Global Research Bytes Episode 4: Activism & Academia with Steve Parks


Global Research Bytes Episode 4: Activism & Academia with Steve Parks

Stephen Parks headshot
Transcript of Interview with Professor Steve Parks

Emily Mellen 0:07

Welcome to the fourth episode of our podcast series, Global Research Bytes. I'm Emily Mellen and I'm here with Steve Parks, a professor in the English department. Hi Steve. 


Steve Parks 0:16



Emily Mellen 0:17

Your current project “Overcoming the Impossible, Democratic Advocates, Authoritarian Leaders, and the Tools for Success" analyzes the Oslo Freedom Forum Fellows Program where fellows are chosen for their ability to initiate broad campaigns for democratic change in their nations. Can you tell us more about the fellowship and about this research? 


Steve Parks 0:36

Sure. So, the project itself grows out of the fact that recent research has indicated that the largest driver of the success of a social movement for democratic change is the skill-base of the advocates doing the program. I think in the past people have thought that it was outside aid or, you know, perhaps military assistance or sanctions from the outside. But in fact, it's the ability of the people on the ground to organize a strategy, create a solid middle of support among the population, and then do a series of tactics that ultimately produce change. So, there's a program, called the Oslo Freedom Forum, which was created by Jhanisse Vaca Daza and Srjda Popovic, who are members of the Democratic Futures Project, which I'll talk about in a minute. They created a project where they recruit about 10 emerging democratic advocates, meaning they've had some limited success within their communities, perhaps within their region, and provide them a year-long training based upon the Center for Applied NonViolent [Action] and Strategies, which Popovic created, on how to strategize, how to read sort of the terrain that you're acting upon, how to develop tactics, how to create a middle that'll create power, and our project is to look at the skills that are being taught to assess which skills are most used for advocates and then to build a curriculum out of their work, which will sort of strengthen the ability of advocates to create change.

Directives =>
1 > In the interview transcript, about how many emerging democratic advocates does the Oslo Freedom Forum program recruit?
2 > Print the stretch of the interview transcript from "Emily Mellen 0:07" through "department. Hi Steve.".
3 > According to the interview transcript, why does the project focus on the skills of democratic advocates?

Data shown =>
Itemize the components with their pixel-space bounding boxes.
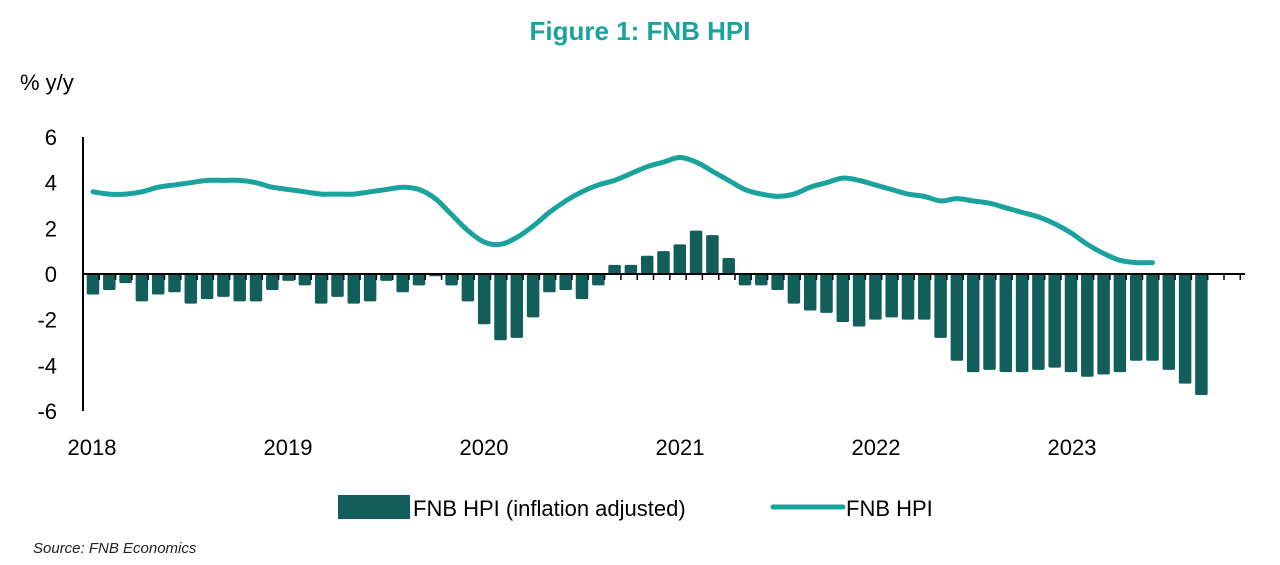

Task solutions =>
1 > About 10.

2 >
Emily Mellen 0:07

Welcome to the fourth episode of our podcast series, Global Research Bytes. I'm Emily Mellen and I'm here with Steve Parks, a professor in the English department. Hi Steve.

3 > Recent research indicates that the advocates' skill base is the largest driver of success for a social movement for democratic change. Outside aid, military assistance, or sanctions are not the main driver. What matters most is the ability of people on the ground to organize a strategy, build a solid middle of support, and carry out tactics that produce change.